> _Data entries_:
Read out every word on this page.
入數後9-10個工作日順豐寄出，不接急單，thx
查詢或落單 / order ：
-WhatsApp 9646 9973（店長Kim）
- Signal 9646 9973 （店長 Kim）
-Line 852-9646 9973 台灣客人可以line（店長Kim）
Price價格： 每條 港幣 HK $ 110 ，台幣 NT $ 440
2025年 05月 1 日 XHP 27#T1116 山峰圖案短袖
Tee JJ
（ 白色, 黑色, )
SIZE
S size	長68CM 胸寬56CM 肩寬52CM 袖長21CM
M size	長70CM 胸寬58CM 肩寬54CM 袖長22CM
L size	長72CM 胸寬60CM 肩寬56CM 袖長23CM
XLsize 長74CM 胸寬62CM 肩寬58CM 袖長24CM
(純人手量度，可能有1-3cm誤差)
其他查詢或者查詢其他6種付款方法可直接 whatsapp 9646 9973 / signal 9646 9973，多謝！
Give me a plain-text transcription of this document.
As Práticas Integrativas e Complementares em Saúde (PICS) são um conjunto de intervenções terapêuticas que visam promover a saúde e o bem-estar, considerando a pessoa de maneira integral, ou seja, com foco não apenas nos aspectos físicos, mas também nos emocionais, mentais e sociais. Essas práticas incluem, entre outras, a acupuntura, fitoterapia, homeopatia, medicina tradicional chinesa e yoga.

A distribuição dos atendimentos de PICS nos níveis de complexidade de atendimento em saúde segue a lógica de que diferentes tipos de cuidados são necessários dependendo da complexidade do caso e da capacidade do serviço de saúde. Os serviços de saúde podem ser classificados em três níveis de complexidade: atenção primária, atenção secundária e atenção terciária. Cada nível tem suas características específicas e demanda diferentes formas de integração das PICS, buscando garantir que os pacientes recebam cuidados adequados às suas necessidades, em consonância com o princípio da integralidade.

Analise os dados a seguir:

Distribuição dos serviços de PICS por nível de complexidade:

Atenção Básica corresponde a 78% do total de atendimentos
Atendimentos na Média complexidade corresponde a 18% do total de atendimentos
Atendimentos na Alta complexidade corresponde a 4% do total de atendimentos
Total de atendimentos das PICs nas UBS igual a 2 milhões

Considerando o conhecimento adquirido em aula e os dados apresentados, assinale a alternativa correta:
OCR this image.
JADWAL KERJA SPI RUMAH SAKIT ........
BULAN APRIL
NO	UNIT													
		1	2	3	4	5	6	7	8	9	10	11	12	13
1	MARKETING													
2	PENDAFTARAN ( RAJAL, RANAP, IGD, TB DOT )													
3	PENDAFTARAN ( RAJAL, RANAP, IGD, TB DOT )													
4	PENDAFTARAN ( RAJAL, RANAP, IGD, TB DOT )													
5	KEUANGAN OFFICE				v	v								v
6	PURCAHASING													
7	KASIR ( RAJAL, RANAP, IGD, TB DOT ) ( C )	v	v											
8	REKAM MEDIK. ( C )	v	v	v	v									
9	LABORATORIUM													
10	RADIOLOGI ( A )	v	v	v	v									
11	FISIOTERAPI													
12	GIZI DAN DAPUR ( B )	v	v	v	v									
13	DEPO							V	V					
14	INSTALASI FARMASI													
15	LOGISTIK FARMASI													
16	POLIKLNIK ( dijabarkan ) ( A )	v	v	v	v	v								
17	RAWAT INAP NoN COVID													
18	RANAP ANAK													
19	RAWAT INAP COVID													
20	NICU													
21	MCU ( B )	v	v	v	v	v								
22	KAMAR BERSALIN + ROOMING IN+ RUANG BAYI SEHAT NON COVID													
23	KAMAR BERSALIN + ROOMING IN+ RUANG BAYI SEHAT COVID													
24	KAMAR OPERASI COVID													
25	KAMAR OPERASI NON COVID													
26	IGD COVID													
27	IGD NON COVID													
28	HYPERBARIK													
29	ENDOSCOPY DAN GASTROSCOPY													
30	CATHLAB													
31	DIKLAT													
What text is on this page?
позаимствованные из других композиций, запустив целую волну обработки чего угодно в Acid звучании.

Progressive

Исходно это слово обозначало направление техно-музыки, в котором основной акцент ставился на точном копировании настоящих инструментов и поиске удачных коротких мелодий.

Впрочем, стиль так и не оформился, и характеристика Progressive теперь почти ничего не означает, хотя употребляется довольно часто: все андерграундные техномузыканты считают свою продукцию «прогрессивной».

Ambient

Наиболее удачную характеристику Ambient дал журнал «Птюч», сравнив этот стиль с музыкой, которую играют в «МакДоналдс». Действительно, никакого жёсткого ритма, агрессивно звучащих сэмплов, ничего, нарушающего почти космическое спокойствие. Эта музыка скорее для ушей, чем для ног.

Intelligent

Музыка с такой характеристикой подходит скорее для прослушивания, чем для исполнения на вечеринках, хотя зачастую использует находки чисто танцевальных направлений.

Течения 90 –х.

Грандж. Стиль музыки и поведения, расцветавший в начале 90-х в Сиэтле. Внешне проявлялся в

> _Exercise_: In the listing above, find each line with the word "corresponde" and copy it.

> _The output_:
Atenção Básica corresponde a 78% do total de atendimentos
Atendimentos na Média complexidade corresponde a 18% do total de atendimentos
Atendimentos na Alta complexidade corresponde a 4% do total de atendimentos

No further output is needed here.